> _Exercise goal_
Output the material below in full, exactly as it is.

┌─ Records for this exercise

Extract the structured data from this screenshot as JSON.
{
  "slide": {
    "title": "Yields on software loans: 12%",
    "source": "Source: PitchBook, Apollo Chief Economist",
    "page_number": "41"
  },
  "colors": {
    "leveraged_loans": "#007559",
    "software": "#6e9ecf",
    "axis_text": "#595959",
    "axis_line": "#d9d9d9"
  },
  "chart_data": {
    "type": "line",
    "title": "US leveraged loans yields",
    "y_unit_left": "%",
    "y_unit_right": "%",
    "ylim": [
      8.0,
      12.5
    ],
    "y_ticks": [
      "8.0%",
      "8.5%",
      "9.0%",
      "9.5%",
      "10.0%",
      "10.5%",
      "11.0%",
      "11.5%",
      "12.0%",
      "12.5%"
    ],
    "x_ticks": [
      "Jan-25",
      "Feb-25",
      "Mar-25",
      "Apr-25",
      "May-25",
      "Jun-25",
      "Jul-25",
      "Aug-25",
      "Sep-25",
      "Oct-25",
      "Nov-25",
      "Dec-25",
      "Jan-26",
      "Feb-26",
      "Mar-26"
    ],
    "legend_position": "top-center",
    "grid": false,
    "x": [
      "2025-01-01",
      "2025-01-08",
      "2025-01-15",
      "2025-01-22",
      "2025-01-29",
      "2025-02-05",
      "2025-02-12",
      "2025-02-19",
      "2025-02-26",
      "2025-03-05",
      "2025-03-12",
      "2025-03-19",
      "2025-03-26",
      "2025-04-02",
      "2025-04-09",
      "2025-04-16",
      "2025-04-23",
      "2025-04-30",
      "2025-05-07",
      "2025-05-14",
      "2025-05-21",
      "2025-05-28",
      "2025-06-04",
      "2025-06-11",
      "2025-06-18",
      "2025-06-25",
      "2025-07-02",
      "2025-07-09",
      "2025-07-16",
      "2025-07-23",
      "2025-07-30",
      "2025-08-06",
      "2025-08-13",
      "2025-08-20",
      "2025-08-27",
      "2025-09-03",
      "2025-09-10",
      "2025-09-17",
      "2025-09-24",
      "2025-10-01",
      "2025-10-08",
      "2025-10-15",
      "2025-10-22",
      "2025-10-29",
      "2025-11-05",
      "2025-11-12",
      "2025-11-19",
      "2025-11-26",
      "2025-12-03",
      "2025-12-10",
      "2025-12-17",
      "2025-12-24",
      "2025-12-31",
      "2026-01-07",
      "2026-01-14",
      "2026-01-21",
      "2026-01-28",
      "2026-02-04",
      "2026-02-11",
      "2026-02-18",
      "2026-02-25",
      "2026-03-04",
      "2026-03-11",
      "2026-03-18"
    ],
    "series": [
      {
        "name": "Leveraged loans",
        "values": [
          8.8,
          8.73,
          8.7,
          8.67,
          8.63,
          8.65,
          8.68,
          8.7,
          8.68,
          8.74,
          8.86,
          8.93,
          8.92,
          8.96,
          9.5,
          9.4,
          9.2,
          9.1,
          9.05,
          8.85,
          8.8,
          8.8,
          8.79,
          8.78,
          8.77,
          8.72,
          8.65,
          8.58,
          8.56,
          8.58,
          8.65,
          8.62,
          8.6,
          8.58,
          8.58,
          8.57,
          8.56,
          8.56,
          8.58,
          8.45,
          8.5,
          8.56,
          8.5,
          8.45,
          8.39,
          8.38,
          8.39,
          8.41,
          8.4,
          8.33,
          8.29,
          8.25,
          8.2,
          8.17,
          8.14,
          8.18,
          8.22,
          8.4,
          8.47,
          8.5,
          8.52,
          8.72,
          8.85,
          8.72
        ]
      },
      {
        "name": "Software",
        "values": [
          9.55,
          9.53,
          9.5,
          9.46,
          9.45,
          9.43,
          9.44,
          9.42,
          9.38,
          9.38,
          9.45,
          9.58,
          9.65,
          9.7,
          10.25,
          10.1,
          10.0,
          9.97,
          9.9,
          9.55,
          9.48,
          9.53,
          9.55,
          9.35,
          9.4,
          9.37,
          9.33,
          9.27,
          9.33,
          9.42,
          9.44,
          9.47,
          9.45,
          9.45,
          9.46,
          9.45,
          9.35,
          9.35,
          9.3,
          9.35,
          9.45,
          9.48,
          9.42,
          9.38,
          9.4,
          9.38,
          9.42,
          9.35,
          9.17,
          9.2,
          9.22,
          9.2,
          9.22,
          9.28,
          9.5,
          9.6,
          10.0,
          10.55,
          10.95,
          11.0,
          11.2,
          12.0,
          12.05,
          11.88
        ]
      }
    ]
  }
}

└─

> _Full solution_
Extract the structured data from this screenshot as JSON.
{
  "slide": {
    "title": "Yields on software loans: 12%",
    "source": "Source: PitchBook, Apollo Chief Economist",
    "page_number": "41"
  },
  "colors": {
    "leveraged_loans": "#007559",
    "software": "#6e9ecf",
    "axis_text": "#595959",
    "axis_line": "#d9d9d9"
  },
  "chart_data": {
    "type": "line",
    "title": "US leveraged loans yields",
    "y_unit_left": "%",
    "y_unit_right": "%",
    "ylim": [
      8.0,
      12.5
    ],
    "y_ticks": [
      "8.0%",
      "8.5%",
      "9.0%",
      "9.5%",
      "10.0%",
      "10.5%",
      "11.0%",
      "11.5%",
      "12.0%",
      "12.5%"
    ],
    "x_ticks": [
      "Jan-25",
      "Feb-25",
      "Mar-25",
      "Apr-25",
      "May-25",
      "Jun-25",
      "Jul-25",
      "Aug-25",
      "Sep-25",
      "Oct-25",
      "Nov-25",
      "Dec-25",
      "Jan-26",
      "Feb-26",
      "Mar-26"
    ],
    "legend_position": "top-center",
    "grid": false,
    "x": [
      "2025-01-01",
      "2025-01-08",
      "2025-01-15",
      "2025-01-22",
      "2025-01-29",
      "2025-02-05",
      "2025-02-12",
      "2025-02-19",
      "2025-02-26",
      "2025-03-05",
      "2025-03-12",
      "2025-03-19",
      "2025-03-26",
      "2025-04-02",
      "2025-04-09",
      "2025-04-16",
      "2025-04-23",
      "2025-04-30",
      "2025-05-07",
      "2025-05-14",
      "2025-05-21",
      "2025-05-28",
      "2025-06-04",
      "2025-06-11",
      "2025-06-18",
      "2025-06-25",
      "2025-07-02",
      "2025-07-09",
      "2025-07-16",
      "2025-07-23",
      "2025-07-30",
      "2025-08-06",
      "2025-08-13",
      "2025-08-20",
      "2025-08-27",
      "2025-09-03",
      "2025-09-10",
      "2025-09-17",
      "2025-09-24",
      "2025-10-01",
      "2025-10-08",
      "2025-10-15",
      "2025-10-22",
      "2025-10-29",
      "2025-11-05",
      "2025-11-12",
      "2025-11-19",
      "2025-11-26",
      "2025-12-03",
      "2025-12-10",
      "2025-12-17",
      "2025-12-24",
      "2025-12-31",
      "2026-01-07",
      "2026-01-14",
      "2026-01-21",
      "2026-01-28",
      "2026-02-04",
      "2026-02-11",
      "2026-02-18",
      "2026-02-25",
      "2026-03-04",
      "2026-03-11",
      "2026-03-18"
    ],
    "series": [
      {
        "name": "Leveraged loans",
        "values": [
          8.8,
          8.73,
          8.7,
          8.67,
          8.63,
          8.65,
          8.68,
          8.7,
          8.68,
          8.74,
          8.86,
          8.93,
          8.92,
          8.96,
          9.5,
          9.4,
          9.2,
          9.1,
          9.05,
          8.85,
          8.8,
          8.8,
          8.79,
          8.78,
          8.77,
          8.72,
          8.65,
          8.58,
          8.56,
          8.58,
          8.65,
          8.62,
          8.6,
          8.58,
          8.58,
          8.57,
          8.56,
          8.56,
          8.58,
          8.45,
          8.5,
          8.56,
          8.5,
          8.45,
          8.39,
          8.38,
          8.39,
          8.41,
          8.4,
          8.33,
          8.29,
          8.25,
          8.2,
          8.17,
          8.14,
          8.18,
          8.22,
          8.4,
          8.47,
          8.5,
          8.52,
          8.72,
          8.85,
          8.72
        ]
      },
      {
        "name": "Software",
        "values": [
          9.55,
          9.53,
          9.5,
          9.46,
          9.45,
          9.43,
          9.44,
          9.42,
          9.38,
          9.38,
          9.45,
          9.58,
          9.65,
          9.7,
          10.25,
          10.1,
          10.0,
          9.97,
          9.9,
          9.55,
          9.48,
          9.53,
          9.55,
          9.35,
          9.4,
          9.37,
          9.33,
          9.27,
          9.33,
          9.42,
          9.44,
          9.47,
          9.45,
          9.45,
          9.46,
          9.45,
          9.35,
          9.35,
          9.3,
          9.35,
          9.45,
          9.48,
          9.42,
          9.38,
          9.4,
          9.38,
          9.42,
          9.35,
          9.17,
          9.2,
          9.22,
          9.2,
          9.22,
          9.28,
          9.5,
          9.6,
          10.0,
          10.55,
          10.95,
          11.0,
          11.2,
          12.0,
          12.05,
          11.88
        ]
      }
    ]
  }
}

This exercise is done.